# start of DATA PROVIDED

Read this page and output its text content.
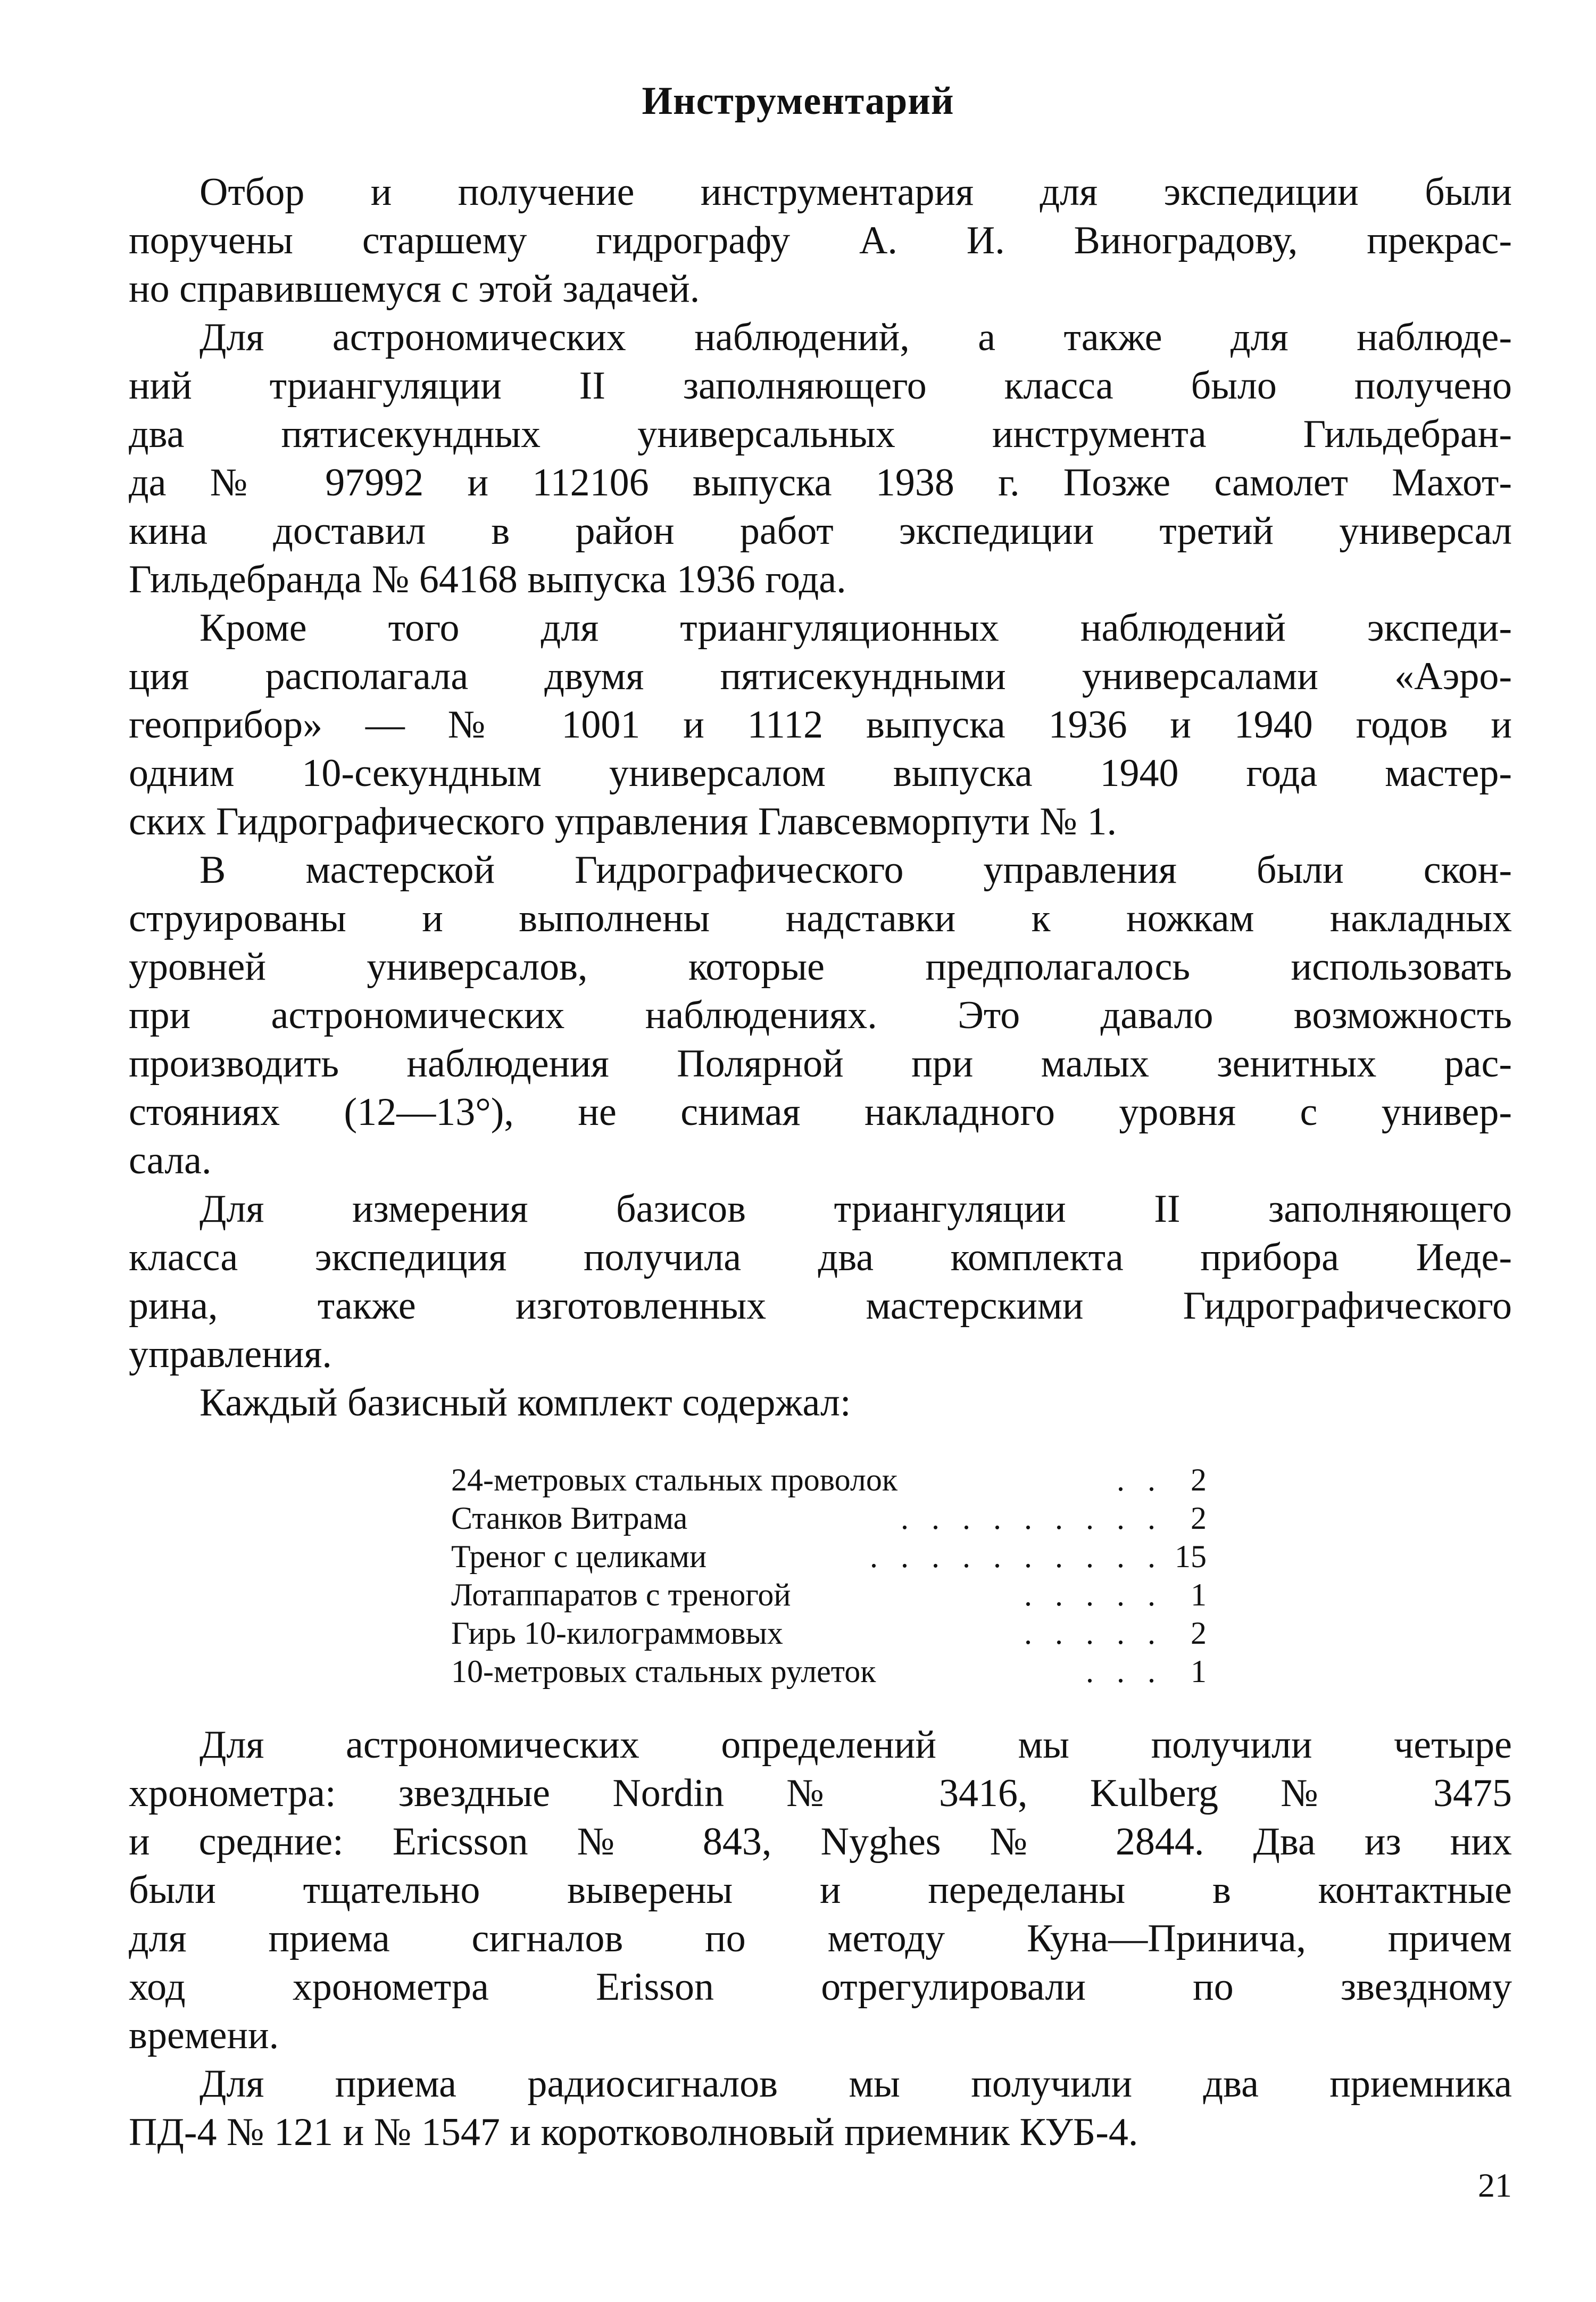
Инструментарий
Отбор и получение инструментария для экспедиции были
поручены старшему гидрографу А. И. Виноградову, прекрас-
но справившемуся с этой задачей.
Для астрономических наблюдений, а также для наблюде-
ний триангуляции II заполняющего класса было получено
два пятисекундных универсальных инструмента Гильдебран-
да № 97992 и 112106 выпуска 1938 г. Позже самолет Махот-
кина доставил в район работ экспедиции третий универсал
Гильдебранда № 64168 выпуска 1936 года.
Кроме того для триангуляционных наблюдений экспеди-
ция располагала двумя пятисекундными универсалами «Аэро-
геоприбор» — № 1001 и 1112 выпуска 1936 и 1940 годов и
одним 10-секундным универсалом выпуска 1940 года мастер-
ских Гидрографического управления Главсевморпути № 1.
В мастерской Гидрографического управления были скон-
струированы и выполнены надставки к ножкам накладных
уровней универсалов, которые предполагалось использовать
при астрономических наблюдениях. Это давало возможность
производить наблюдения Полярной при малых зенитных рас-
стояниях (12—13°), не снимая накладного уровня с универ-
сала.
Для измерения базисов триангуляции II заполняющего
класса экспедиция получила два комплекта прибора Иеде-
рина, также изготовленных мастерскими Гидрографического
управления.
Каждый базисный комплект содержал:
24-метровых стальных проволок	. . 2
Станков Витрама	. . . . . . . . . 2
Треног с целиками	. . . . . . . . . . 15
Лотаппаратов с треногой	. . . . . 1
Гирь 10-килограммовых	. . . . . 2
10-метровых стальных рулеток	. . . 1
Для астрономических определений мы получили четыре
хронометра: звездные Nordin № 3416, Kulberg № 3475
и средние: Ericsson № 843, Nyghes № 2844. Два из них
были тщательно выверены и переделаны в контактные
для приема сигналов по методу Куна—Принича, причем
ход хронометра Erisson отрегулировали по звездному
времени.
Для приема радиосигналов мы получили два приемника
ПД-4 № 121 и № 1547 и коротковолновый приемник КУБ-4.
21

# end of DATA PROVIDED
# start of DATA PROVIDED

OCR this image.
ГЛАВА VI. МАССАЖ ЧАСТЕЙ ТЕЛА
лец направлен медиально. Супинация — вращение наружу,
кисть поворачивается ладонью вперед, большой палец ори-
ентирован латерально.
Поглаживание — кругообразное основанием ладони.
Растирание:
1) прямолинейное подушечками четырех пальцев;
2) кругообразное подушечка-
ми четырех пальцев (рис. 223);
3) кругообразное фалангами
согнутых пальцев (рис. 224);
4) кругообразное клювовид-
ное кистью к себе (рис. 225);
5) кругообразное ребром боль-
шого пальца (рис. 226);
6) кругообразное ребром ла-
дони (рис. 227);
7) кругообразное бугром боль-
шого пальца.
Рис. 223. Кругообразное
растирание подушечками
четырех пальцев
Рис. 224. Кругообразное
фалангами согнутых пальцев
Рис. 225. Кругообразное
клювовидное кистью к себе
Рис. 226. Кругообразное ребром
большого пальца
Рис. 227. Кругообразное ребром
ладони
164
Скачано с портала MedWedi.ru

# end of DATA PROVIDED

§ REQUEST: Gather up every line from the listing above in which the word "подушечками" occurs.

§ OUTPUT:
1) прямолинейное подушечками четырех пальцев;
растирание подушечками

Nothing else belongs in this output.